*Things to do*
A) In the abstract on extracorporeal immunoadsorption in radioimmunotherapy, condense the paragraph that begins "Extracorporeal adsorption (ECAT) is a novel strategy" into a bulleted list that keeps its main facts.
B) In the abstract on extracorporeal immunoadsorption in radioimmunotherapy, by what percentage did ECAT reduce blood radioactivity in Paper 1?

*Document excerpt*
[Start of section]

The Study Of Extracorporeal Immunoadsorption In Radioimmunotherapy

Extracorporeal adsorption (ECAT) is a novel strategy to reduce activities in the whole body (WB), blood, and radiosensitive organs by removing the excess of radiolabeled and biotinylated monoclonal antibodies (MAbs) from blood so that tumor/normal tissue ratio (T/N) could be improved. By increasing T/N ratio, higher amounts of radiolabeled MAbs might be administered, making it possible to treat disseminated carcinomas. Paper 1. To determine whether ECAT also could be used to reduce activities after intraperitoneal administration (~111In-HMFGl-biotin) in rats and to compare the pharmacokinetics +/-attached biotin. When ECAT was employed, the WB and blood radioactivities were reduced by 35-40% (P < 0.05) and 75-86% (P < 0.01), respectively. After the completion of ECAT, the activity uptake in organs was significantly decreased. Paper 2. The optimal time for performing ECAT must be decided prior to ECAT. Knowledge of the blood pharmacokinetics of MAbs is crucially important for it. The purpose of this study was to investigate if pharmacokinetics from one radiolabeled MAbs in rats can be generalized to other MAbs labeled with the same chelator ("1033") and radionuclide (~111In) to avoid time-consuming pharmacokinetic studies for each individual MAb used. The pharmacokinetics of three chimeric/humanized MAbs (rituximab, trastuzumab, BR96) were evaluated. No statistical difference was detected between blood pharmacokinetics. The WB activity clearance and the organ uptake for three groups were very similar. A further MAb (hMN14) which was labeled to another chelator (DOTA-biotin), was found to have a faster blood pharmacokinetics, WB activity clearance, and higher liver activity uptake. The pharmacokinetics could be predicted irrespective of the MAb chosen prior to ECAT when labeled with the same tri-functional chelator "1033" and ~111In. A small tumor burden didnot change the biokinetics.

[End of section]

*Data records*

[Start of section]

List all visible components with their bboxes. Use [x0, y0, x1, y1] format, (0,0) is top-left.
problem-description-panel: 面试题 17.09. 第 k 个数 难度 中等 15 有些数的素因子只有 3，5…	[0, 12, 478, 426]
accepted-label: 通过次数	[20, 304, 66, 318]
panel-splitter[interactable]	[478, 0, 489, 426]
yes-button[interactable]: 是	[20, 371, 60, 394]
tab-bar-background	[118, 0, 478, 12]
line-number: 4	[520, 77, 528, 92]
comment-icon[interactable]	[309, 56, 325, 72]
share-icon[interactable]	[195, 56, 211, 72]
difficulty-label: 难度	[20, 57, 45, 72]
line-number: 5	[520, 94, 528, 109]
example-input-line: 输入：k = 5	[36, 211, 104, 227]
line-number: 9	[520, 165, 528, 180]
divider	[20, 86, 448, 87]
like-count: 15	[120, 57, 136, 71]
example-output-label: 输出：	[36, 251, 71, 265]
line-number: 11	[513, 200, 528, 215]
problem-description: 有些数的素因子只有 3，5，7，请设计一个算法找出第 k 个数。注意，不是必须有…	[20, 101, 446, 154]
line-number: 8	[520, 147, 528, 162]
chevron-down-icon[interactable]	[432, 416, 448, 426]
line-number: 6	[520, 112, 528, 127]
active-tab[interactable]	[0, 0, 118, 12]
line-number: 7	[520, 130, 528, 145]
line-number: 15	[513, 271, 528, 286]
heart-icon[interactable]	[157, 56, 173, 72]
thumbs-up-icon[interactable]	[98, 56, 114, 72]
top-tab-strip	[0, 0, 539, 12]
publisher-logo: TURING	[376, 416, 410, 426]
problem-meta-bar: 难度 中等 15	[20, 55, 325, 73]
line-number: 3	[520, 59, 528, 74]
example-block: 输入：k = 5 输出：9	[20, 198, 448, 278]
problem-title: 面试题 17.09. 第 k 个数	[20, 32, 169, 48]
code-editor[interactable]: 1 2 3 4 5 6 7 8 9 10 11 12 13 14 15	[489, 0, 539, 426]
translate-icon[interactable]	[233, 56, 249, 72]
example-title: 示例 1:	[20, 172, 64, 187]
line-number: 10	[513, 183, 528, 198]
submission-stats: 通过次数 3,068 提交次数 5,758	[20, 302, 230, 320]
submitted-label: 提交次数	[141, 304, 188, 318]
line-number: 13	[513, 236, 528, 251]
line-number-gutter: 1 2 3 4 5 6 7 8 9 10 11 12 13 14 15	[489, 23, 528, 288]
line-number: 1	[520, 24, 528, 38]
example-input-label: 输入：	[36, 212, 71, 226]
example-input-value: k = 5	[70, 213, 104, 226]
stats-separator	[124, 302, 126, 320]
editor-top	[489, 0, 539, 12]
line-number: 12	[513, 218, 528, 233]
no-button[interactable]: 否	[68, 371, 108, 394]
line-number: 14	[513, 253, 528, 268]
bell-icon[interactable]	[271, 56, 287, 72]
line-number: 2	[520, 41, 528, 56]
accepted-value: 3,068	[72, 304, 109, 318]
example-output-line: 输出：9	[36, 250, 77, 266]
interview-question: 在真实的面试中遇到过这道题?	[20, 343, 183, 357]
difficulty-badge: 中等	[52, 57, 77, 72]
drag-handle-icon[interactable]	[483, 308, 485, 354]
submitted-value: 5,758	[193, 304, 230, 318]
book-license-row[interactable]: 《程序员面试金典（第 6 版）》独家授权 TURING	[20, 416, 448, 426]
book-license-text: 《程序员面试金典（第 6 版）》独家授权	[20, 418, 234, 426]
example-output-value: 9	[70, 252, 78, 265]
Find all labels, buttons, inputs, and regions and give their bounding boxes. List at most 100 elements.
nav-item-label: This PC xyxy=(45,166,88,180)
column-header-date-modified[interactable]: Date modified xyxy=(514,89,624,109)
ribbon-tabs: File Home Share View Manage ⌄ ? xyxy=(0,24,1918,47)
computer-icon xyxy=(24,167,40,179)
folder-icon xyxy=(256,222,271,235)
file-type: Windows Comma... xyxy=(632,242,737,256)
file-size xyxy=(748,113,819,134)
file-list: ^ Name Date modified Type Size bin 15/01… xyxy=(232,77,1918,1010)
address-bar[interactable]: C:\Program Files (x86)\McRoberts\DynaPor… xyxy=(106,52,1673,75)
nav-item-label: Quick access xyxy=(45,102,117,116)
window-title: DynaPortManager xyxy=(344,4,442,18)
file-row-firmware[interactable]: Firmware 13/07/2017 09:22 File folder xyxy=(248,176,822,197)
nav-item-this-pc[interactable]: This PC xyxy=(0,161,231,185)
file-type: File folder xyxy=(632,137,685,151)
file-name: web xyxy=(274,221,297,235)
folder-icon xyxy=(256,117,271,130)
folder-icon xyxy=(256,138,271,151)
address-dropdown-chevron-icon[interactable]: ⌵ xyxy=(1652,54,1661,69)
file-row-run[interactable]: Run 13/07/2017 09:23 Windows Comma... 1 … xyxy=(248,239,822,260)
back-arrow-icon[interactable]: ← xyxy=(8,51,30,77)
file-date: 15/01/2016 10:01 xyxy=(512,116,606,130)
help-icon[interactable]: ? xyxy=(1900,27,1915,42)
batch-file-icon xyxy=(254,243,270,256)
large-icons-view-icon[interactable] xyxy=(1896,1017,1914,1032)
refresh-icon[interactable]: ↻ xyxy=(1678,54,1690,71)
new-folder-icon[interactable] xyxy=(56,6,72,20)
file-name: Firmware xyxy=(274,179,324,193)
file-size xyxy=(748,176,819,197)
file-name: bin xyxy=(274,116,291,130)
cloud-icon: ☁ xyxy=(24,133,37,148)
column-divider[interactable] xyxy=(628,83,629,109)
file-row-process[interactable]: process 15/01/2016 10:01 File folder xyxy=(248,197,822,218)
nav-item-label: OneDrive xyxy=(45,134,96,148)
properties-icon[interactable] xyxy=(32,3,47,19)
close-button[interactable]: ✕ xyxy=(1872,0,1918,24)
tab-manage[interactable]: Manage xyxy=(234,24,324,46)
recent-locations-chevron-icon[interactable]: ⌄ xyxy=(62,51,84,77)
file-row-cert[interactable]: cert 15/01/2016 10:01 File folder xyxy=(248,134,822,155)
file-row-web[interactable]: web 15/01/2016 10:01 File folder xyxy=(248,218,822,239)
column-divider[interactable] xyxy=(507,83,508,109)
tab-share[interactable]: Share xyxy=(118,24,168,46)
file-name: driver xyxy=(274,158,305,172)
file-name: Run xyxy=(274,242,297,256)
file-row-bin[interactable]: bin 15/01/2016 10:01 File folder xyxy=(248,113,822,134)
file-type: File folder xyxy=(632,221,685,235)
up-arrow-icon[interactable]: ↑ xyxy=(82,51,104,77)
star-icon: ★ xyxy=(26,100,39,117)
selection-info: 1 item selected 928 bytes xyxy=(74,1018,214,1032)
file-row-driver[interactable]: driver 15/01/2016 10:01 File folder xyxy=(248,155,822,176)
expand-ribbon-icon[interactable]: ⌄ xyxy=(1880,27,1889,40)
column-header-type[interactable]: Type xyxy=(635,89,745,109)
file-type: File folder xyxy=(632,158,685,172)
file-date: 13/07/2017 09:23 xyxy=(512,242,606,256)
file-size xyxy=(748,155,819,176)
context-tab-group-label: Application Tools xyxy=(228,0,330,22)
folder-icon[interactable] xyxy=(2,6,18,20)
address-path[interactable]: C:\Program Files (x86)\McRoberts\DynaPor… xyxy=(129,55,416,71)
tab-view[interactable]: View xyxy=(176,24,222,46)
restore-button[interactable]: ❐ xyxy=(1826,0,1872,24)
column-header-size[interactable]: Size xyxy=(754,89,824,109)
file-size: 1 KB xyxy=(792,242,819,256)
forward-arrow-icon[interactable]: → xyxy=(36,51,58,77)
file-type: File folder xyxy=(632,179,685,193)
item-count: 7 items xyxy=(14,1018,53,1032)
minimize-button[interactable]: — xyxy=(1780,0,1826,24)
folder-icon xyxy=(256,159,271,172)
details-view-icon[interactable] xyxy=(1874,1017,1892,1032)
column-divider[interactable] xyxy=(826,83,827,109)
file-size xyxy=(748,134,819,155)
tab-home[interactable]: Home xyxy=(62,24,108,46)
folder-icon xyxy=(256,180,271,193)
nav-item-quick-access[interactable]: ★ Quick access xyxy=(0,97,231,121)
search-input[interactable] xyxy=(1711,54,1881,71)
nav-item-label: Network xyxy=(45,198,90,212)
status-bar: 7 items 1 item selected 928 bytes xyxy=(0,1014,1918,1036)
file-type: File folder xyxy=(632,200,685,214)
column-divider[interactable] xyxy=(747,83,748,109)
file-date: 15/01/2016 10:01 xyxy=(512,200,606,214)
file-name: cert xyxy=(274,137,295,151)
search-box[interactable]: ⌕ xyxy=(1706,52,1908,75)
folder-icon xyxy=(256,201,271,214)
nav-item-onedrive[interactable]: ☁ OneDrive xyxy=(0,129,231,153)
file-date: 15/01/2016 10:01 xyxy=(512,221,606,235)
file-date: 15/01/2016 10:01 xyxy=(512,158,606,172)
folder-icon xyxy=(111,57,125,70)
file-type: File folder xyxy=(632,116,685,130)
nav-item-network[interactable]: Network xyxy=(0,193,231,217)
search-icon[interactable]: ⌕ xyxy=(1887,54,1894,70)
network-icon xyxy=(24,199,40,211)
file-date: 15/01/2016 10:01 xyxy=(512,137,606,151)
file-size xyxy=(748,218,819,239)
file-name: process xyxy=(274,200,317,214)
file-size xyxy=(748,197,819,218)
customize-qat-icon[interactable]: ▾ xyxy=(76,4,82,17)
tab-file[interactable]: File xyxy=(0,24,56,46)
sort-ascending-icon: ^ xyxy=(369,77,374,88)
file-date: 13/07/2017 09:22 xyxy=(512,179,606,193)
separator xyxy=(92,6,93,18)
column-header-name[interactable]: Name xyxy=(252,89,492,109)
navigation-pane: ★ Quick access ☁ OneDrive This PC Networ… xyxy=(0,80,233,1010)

[End of section]

*Solutions for each task*
A)
- ECAT removes excess radiolabeled, biotinylated monoclonal antibodies (MAbs) from the blood. This lowers activity in the whole body (WB), the blood and radiosensitive organs and improves the tumor/normal tissue (T/N) ratio.
- A higher T/N ratio could allow larger MAb doses, making treatment of disseminated carcinomas possible.
- Paper 1 tested ECAT after intraperitoneal administration of an 111In-labeled, biotinylated MAb in rats and compared pharmacokinetics with and without biotin.
  - ECAT cut WB activity by 35–40% and blood activity by 75–86%.
  - Organ uptake fell significantly.
- Paper 2 addressed the optimal timing of ECAT, which depends on MAb blood pharmacokinetics.
  - Rituximab, trastuzumab and BR96, each labeled with chelator "1033" and 111In, showed no statistical difference in blood pharmacokinetics.
  - These three MAbs also had very similar WB clearance and organ uptake.
  - hMN14, labeled with DOTA-biotin, had faster blood pharmacokinetics, faster WB clearance and higher liver uptake.
- Pharmacokinetics can be predicted before ECAT for any MAb labeled with "1033" and 111In.
- A small tumor burden did not change the biokinetics.

B) By 75–86% (P < 0.01).